- Stated exercise -
Could you copy every line from the material below in which "JSON" appears?

- Collected data entries -
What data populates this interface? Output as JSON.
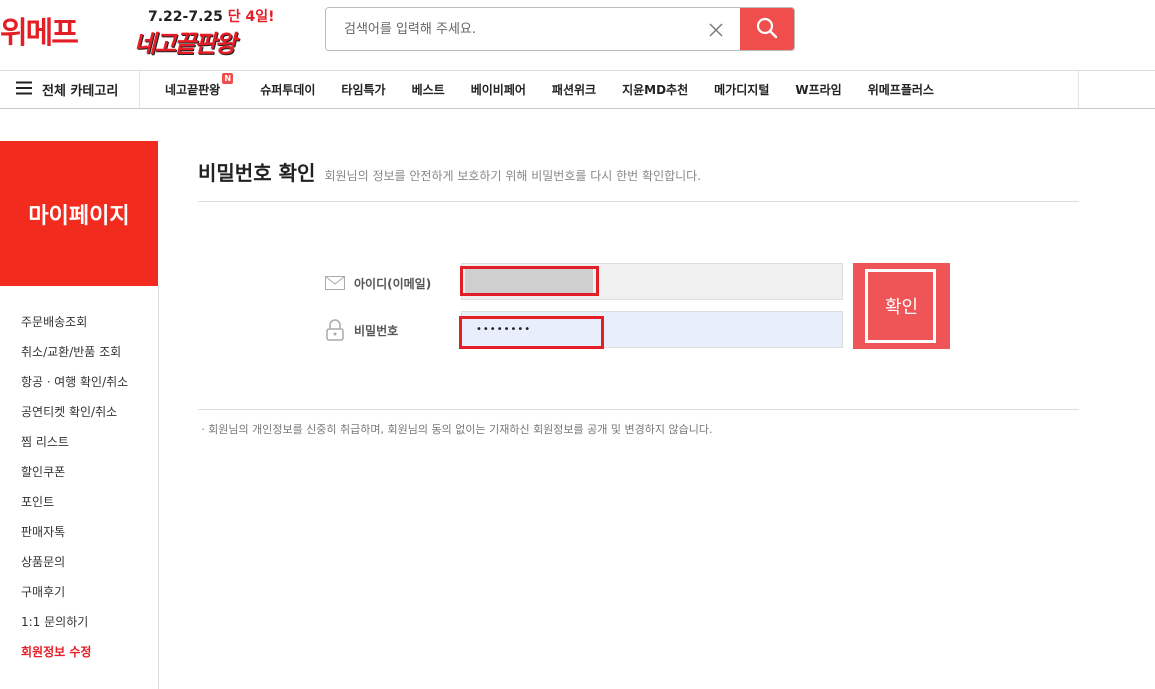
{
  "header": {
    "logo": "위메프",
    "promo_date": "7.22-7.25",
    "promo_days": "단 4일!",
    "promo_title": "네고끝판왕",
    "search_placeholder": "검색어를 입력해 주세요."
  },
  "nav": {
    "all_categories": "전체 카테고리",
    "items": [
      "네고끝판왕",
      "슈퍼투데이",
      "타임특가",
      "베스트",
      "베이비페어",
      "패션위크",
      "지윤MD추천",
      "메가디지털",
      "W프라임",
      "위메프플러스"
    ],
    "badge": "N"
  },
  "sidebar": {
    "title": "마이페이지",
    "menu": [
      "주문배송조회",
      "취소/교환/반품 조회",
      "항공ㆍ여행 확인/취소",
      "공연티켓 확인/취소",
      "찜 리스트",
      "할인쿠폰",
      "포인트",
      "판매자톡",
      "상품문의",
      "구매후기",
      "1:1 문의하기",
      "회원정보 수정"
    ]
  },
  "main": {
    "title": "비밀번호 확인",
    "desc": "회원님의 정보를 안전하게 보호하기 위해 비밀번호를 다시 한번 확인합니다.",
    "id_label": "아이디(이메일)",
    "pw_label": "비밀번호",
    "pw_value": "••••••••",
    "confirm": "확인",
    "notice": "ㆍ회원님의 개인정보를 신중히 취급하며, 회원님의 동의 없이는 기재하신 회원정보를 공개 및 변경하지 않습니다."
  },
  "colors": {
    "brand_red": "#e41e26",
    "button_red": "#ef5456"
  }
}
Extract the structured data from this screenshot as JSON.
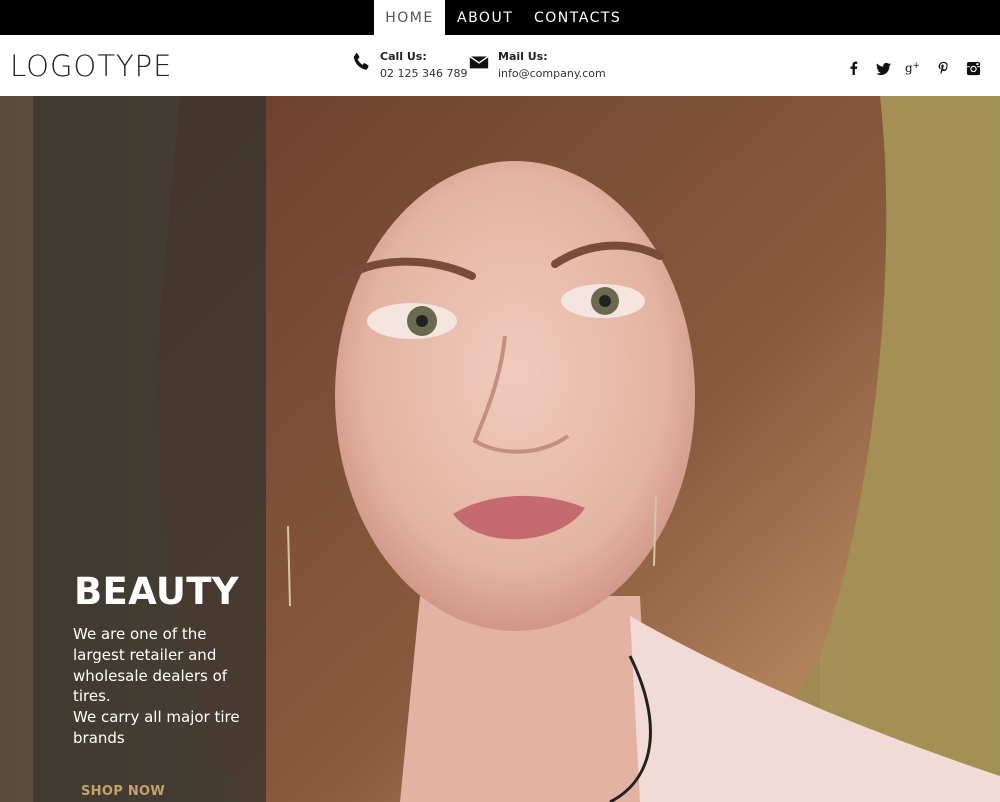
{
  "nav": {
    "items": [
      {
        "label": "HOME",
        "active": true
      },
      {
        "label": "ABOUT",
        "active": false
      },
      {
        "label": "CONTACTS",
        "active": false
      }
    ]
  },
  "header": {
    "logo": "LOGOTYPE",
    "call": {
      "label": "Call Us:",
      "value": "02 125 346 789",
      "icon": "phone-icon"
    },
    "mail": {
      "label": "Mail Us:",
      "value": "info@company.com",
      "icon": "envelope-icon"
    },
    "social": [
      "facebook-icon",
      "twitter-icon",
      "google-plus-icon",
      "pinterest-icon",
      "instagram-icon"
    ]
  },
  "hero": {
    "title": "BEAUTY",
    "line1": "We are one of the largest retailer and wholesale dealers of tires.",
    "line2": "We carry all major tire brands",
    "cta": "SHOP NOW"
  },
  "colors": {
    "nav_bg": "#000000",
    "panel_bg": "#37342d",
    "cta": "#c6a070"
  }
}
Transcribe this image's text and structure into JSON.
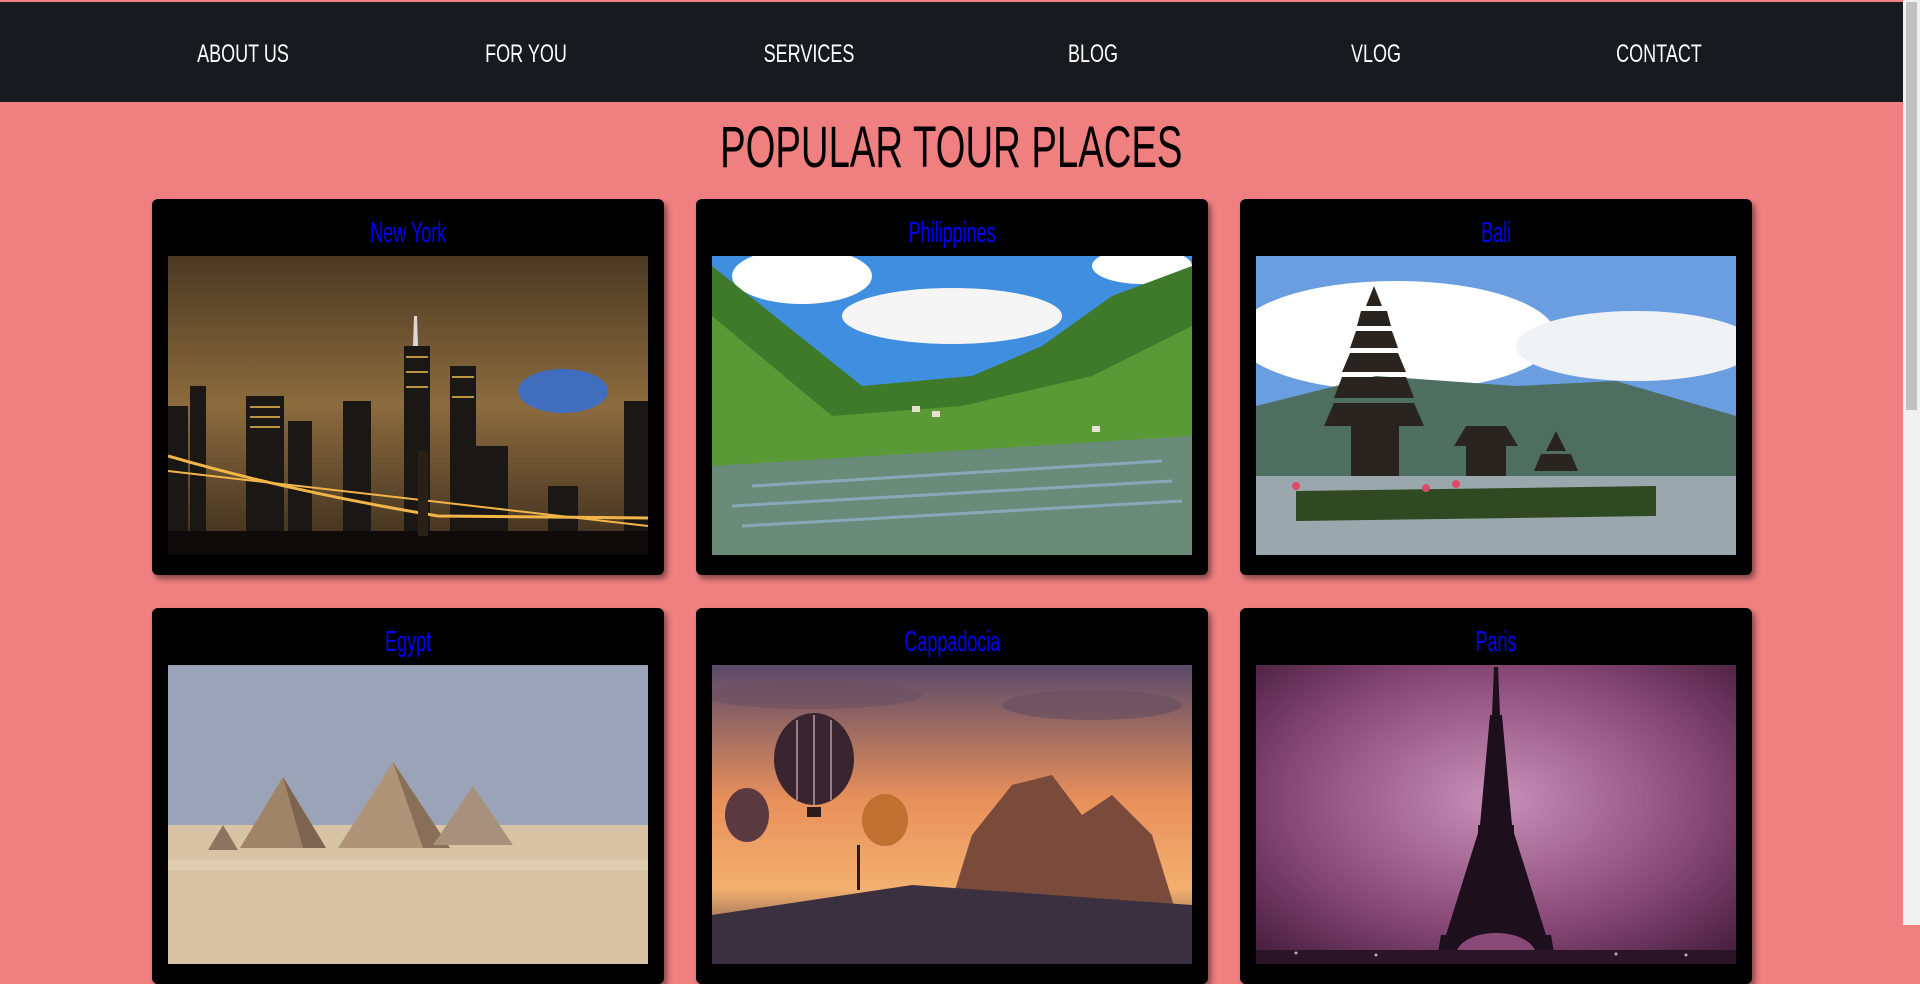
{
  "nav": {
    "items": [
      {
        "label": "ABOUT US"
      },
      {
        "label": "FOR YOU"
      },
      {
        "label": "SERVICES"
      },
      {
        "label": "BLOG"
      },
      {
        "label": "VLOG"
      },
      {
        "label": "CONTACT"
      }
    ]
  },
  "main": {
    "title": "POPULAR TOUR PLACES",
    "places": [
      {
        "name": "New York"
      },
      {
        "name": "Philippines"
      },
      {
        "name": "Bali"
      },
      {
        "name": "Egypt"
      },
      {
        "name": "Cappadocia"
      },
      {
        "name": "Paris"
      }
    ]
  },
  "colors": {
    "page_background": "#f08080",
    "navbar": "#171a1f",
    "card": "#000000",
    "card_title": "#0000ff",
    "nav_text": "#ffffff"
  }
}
---
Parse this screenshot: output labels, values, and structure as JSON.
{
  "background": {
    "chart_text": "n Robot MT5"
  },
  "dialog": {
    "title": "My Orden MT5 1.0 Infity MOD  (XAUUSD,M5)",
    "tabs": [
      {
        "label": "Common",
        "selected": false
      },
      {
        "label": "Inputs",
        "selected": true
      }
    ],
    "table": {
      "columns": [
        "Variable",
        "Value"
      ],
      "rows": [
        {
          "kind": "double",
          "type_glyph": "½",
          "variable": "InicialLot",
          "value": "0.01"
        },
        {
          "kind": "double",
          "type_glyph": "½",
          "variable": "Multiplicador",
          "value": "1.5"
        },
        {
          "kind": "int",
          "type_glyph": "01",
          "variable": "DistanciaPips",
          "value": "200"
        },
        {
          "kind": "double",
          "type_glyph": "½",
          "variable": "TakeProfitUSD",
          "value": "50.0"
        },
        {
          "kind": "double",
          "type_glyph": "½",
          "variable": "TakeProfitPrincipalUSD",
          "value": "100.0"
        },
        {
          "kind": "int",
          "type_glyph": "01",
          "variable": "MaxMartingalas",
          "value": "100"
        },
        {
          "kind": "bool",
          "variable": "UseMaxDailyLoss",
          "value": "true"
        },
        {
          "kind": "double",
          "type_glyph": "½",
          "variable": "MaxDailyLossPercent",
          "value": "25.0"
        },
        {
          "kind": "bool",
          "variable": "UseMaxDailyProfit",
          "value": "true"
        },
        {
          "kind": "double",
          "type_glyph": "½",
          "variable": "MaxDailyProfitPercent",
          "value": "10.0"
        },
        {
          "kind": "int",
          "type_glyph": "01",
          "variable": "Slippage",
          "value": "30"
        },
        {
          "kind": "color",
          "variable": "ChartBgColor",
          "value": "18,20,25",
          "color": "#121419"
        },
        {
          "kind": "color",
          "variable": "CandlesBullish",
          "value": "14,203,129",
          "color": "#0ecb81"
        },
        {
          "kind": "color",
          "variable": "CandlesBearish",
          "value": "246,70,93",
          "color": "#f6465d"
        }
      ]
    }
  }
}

- Response -
What data populates this interface? Output as JSON.
Extract the structured data from this screenshot as JSON.
Transcribe this image's text and structure into JSON.
Parse this screenshot: output labels, values, and structure as JSON.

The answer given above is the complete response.